Data extract |
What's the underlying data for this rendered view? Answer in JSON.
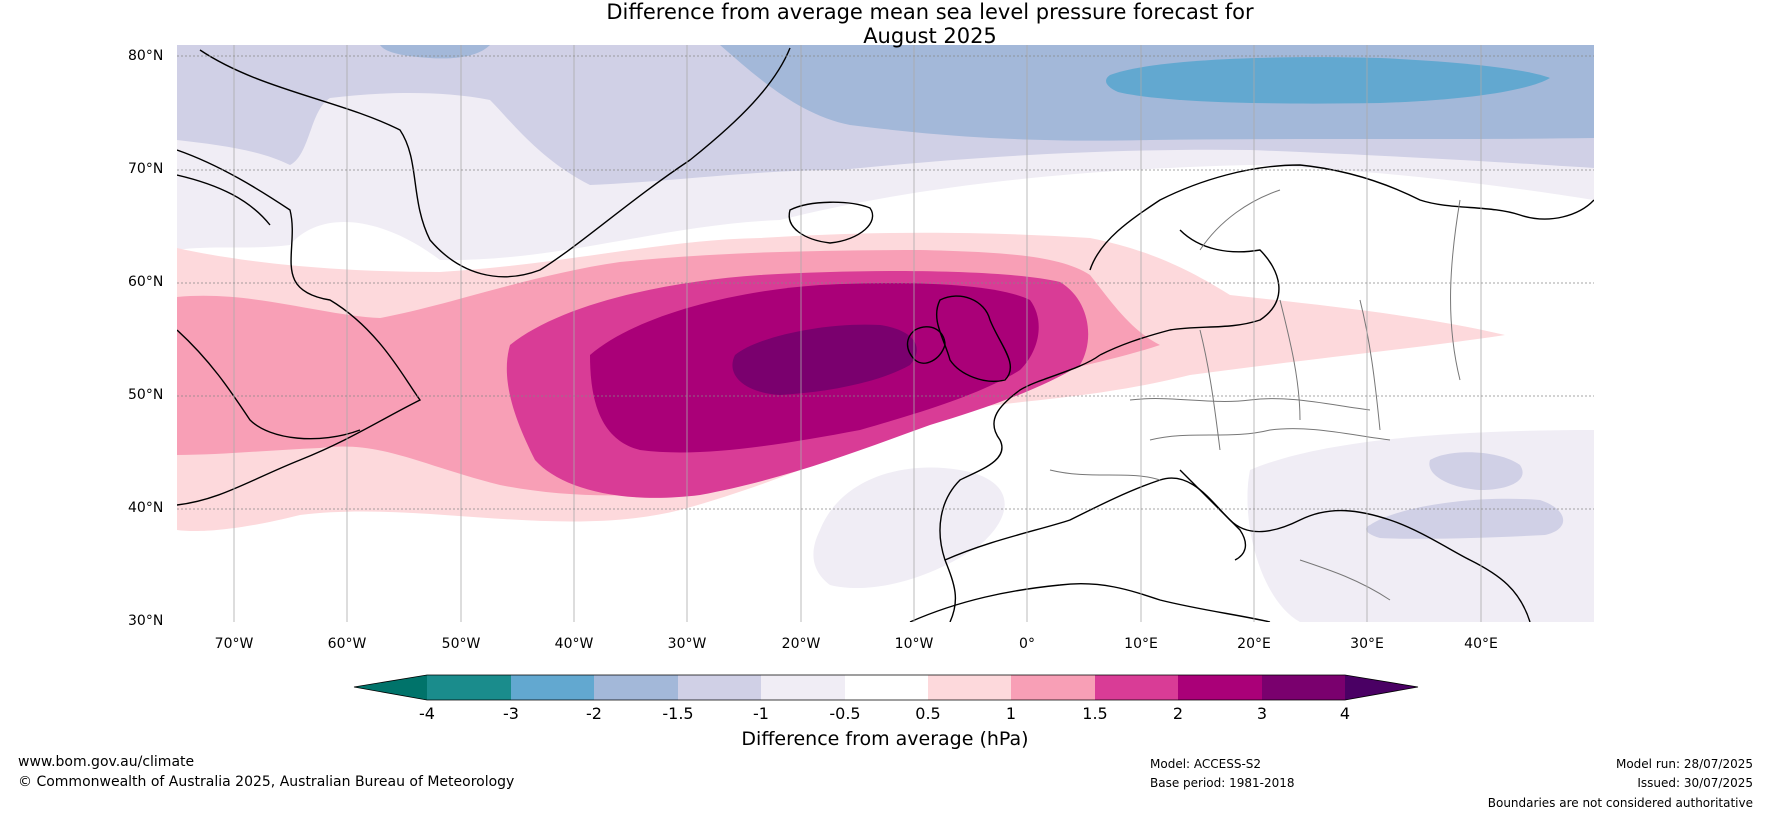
{
  "title": {
    "line1": "Difference from average mean sea level pressure forecast for",
    "line2": "August 2025"
  },
  "axes": {
    "lat_labels": [
      "80°N",
      "70°N",
      "60°N",
      "50°N",
      "40°N",
      "30°N"
    ],
    "lon_labels": [
      "70°W",
      "60°W",
      "50°W",
      "40°W",
      "30°W",
      "20°W",
      "10°W",
      "0°",
      "10°E",
      "20°E",
      "30°E",
      "40°E"
    ]
  },
  "colorbar": {
    "ticks": [
      "-4",
      "-3",
      "-2",
      "-1.5",
      "-1",
      "-0.5",
      "0.5",
      "1",
      "1.5",
      "2",
      "3",
      "4"
    ],
    "colors": [
      "#1a8c8c",
      "#62a8d0",
      "#a3b8d9",
      "#d0d0e6",
      "#f0edf5",
      "#ffffff",
      "#fdd9dc",
      "#f89fb6",
      "#d93c96",
      "#aa0078",
      "#7a006e"
    ],
    "under_color": "#00736a",
    "over_color": "#4a0064",
    "label": "Difference from average (hPa)"
  },
  "footer": {
    "website": "www.bom.gov.au/climate",
    "copyright": "© Commonwealth of Australia 2025, Australian Bureau of Meteorology",
    "model": "Model: ACCESS-S2",
    "base_period": "Base period: 1981-2018",
    "model_run": "Model run: 28/07/2025",
    "issued": "Issued: 30/07/2025",
    "disclaimer": "Boundaries are not considered authoritative"
  }
}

Task description | Copy out every line of the listing that includes the string "average".

Reply to the exercise |
    "line1": "Difference from average mean sea level pressure forecast for",
    "label": "Difference from average (hPa)"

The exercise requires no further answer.